*WRITTEN EXERCISE*: Locate each line of the material that contains "организации", then return it.

*STORED DATA*:
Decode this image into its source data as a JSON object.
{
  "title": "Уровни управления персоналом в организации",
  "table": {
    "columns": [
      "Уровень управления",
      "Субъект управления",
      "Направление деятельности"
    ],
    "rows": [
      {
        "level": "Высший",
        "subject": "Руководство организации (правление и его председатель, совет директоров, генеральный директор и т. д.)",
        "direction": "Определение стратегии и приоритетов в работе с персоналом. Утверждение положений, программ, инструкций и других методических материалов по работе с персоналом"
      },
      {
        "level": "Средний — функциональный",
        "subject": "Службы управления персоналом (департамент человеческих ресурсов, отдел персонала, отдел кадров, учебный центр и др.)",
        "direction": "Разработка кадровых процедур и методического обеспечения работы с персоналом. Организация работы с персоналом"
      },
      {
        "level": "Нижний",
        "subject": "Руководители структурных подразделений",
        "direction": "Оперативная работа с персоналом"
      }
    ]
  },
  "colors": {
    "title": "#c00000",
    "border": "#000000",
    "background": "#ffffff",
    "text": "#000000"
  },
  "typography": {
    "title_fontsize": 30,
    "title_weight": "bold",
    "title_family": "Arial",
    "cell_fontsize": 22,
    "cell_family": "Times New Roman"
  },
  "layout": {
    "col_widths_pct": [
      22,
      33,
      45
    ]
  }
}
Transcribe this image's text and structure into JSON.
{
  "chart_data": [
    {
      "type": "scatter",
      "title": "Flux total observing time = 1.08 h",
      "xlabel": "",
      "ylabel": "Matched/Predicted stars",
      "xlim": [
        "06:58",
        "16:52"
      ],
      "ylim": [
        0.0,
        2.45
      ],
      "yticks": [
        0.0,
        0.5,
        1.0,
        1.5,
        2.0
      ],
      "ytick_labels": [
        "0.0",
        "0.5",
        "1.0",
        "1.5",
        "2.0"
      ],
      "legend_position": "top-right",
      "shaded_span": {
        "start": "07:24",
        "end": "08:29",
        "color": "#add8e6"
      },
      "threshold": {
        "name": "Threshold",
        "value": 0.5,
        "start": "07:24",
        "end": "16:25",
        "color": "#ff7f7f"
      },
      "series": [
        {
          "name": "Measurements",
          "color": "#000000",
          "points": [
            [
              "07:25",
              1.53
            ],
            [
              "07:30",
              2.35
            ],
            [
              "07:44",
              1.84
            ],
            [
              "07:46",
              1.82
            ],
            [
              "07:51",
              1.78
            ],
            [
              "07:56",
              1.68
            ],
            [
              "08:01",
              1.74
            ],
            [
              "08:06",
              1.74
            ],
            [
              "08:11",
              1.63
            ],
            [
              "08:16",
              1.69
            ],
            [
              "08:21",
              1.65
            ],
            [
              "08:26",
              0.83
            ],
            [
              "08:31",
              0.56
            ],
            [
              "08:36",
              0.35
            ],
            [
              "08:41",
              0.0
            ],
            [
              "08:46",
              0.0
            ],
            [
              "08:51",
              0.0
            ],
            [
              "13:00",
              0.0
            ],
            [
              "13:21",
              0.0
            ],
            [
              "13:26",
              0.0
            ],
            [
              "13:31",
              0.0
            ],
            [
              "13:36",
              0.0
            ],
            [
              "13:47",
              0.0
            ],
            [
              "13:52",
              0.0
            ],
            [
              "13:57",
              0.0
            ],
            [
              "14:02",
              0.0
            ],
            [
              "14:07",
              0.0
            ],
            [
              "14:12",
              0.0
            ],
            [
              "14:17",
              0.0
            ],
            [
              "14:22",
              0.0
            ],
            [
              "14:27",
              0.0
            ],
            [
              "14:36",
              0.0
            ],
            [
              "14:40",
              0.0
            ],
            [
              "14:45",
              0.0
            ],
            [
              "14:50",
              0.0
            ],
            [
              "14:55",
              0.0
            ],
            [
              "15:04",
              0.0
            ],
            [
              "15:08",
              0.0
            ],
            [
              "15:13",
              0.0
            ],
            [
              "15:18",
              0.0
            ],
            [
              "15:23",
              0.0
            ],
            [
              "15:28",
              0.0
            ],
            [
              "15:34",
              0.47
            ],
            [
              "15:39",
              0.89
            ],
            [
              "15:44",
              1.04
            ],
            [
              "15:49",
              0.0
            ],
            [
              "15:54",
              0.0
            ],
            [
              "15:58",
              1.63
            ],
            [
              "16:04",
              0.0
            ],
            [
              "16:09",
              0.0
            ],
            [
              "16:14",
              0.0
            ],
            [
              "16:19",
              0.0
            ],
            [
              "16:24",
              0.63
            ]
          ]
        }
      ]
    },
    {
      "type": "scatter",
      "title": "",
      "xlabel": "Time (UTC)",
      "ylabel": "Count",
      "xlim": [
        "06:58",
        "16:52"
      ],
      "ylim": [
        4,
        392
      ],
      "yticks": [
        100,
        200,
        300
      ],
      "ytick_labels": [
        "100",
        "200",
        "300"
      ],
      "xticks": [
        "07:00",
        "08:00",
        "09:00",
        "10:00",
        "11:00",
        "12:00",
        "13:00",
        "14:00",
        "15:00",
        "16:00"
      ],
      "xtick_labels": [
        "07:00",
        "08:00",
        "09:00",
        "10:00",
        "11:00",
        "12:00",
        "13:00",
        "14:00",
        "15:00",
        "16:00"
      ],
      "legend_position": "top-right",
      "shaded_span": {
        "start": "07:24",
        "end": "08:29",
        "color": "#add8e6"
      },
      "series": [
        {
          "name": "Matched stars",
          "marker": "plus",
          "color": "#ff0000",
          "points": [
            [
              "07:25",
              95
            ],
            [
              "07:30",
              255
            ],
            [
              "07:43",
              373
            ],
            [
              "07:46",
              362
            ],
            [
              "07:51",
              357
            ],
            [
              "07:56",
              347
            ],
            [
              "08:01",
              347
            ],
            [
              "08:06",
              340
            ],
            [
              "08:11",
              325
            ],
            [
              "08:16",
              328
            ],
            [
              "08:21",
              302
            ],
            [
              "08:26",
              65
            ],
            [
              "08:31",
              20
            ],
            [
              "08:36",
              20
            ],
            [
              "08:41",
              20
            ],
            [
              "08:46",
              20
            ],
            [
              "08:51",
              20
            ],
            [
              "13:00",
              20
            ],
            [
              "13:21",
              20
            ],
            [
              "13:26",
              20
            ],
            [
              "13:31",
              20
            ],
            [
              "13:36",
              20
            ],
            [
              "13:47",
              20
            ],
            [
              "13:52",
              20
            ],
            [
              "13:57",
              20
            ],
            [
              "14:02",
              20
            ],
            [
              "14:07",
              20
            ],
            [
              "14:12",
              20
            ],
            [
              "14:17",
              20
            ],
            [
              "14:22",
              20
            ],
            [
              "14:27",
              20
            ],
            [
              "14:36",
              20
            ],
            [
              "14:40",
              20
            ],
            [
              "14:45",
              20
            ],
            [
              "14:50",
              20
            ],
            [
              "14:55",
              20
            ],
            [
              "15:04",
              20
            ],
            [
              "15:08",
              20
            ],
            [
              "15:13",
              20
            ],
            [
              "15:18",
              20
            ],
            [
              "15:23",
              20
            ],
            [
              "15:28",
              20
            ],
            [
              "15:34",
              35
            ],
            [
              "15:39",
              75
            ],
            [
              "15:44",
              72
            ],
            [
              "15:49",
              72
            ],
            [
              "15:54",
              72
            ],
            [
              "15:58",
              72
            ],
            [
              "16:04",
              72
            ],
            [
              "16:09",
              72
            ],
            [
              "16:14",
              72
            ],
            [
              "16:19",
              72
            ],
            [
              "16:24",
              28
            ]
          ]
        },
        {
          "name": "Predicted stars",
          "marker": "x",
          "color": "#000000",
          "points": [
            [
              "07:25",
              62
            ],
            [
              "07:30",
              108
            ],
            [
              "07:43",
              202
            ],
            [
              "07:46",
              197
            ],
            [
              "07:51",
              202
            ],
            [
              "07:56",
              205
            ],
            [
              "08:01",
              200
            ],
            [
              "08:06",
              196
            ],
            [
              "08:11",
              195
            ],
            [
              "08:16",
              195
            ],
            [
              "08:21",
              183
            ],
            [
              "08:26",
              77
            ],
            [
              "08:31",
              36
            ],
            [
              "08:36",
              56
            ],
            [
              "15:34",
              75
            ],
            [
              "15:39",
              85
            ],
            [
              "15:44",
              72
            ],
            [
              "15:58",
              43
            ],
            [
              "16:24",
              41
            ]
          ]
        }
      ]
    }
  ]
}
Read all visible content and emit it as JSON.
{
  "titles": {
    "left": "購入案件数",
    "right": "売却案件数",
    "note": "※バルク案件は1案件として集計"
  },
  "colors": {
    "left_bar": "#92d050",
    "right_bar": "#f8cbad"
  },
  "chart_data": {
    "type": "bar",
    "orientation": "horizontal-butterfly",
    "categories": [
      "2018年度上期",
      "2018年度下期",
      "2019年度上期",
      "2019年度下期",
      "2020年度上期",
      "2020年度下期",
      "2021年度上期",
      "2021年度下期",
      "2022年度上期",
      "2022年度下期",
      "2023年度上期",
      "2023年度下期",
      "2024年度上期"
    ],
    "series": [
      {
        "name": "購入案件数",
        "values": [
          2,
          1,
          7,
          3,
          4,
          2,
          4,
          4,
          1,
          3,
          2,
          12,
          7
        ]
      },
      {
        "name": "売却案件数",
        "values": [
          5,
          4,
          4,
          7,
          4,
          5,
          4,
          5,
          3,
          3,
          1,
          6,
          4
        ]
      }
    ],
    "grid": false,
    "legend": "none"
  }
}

*WRITTEN RESPONSE*:
  "title": "Уровни управления персоналом в организации",
        "subject": "Руководство организации (правление и его председатель, совет директоров, генеральный директор и т. д.)",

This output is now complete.